> PROVIDED ENTRIES
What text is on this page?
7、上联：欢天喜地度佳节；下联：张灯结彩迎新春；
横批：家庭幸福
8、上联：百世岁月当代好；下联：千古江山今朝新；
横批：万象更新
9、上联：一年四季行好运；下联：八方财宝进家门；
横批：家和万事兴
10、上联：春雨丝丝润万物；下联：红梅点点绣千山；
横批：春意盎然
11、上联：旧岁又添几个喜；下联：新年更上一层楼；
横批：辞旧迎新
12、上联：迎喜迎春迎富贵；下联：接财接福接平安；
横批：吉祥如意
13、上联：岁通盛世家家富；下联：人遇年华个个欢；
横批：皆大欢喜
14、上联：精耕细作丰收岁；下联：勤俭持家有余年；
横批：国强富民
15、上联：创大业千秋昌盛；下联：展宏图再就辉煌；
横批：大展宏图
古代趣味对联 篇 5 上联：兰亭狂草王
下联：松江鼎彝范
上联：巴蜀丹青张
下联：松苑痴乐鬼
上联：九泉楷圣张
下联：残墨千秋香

> SHORT TASK
Write down the full listing again, exactly.

> OUTPUT OF THE TASK
What text is on this page?
7、上联：欢天喜地度佳节；下联：张灯结彩迎新春；
横批：家庭幸福
8、上联：百世岁月当代好；下联：千古江山今朝新；
横批：万象更新
9、上联：一年四季行好运；下联：八方财宝进家门；
横批：家和万事兴
10、上联：春雨丝丝润万物；下联：红梅点点绣千山；
横批：春意盎然
11、上联：旧岁又添几个喜；下联：新年更上一层楼；
横批：辞旧迎新
12、上联：迎喜迎春迎富贵；下联：接财接福接平安；
横批：吉祥如意
13、上联：岁通盛世家家富；下联：人遇年华个个欢；
横批：皆大欢喜
14、上联：精耕细作丰收岁；下联：勤俭持家有余年；
横批：国强富民
15、上联：创大业千秋昌盛；下联：展宏图再就辉煌；
横批：大展宏图
古代趣味对联 篇 5 上联：兰亭狂草王
下联：松江鼎彝范
上联：巴蜀丹青张
下联：松苑痴乐鬼
上联：九泉楷圣张
下联：残墨千秋香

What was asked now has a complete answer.